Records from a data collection
********
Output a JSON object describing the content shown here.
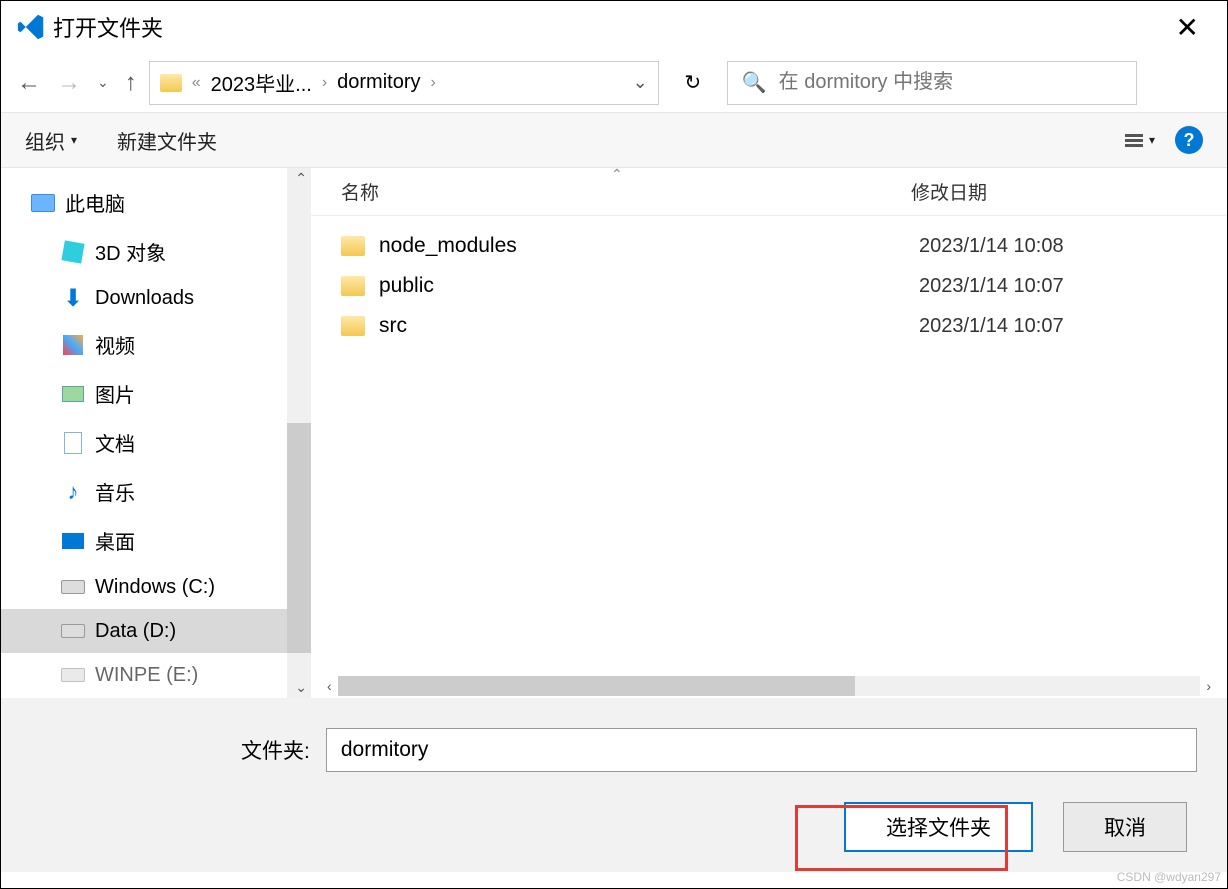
{
  "title": "打开文件夹",
  "breadcrumb": {
    "items": [
      "2023毕业...",
      "dormitory"
    ],
    "separator": "›",
    "prefix": "«"
  },
  "search": {
    "placeholder": "在 dormitory 中搜索"
  },
  "toolbar": {
    "organize": "组织",
    "new_folder": "新建文件夹"
  },
  "columns": {
    "name": "名称",
    "date": "修改日期"
  },
  "sidebar": {
    "root": "此电脑",
    "items": [
      {
        "label": "3D 对象"
      },
      {
        "label": "Downloads"
      },
      {
        "label": "视频"
      },
      {
        "label": "图片"
      },
      {
        "label": "文档"
      },
      {
        "label": "音乐"
      },
      {
        "label": "桌面"
      },
      {
        "label": "Windows (C:)"
      },
      {
        "label": "Data (D:)"
      },
      {
        "label": "WINPE (E:)"
      }
    ]
  },
  "files": [
    {
      "name": "node_modules",
      "date": "2023/1/14 10:08"
    },
    {
      "name": "public",
      "date": "2023/1/14 10:07"
    },
    {
      "name": "src",
      "date": "2023/1/14 10:07"
    }
  ],
  "footer": {
    "folder_label": "文件夹:",
    "folder_value": "dormitory",
    "select_button": "选择文件夹",
    "cancel_button": "取消"
  },
  "watermark": "CSDN @wdyan297"
}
********
# [AIM]
Copy each line above that contains the string "date".

# [RESPONSE BELOW]
    "date": "修改日期"
      "date": "2023/1/14 10:08"
      "date": "2023/1/14 10:07"
      "date": "2023/1/14 10:07"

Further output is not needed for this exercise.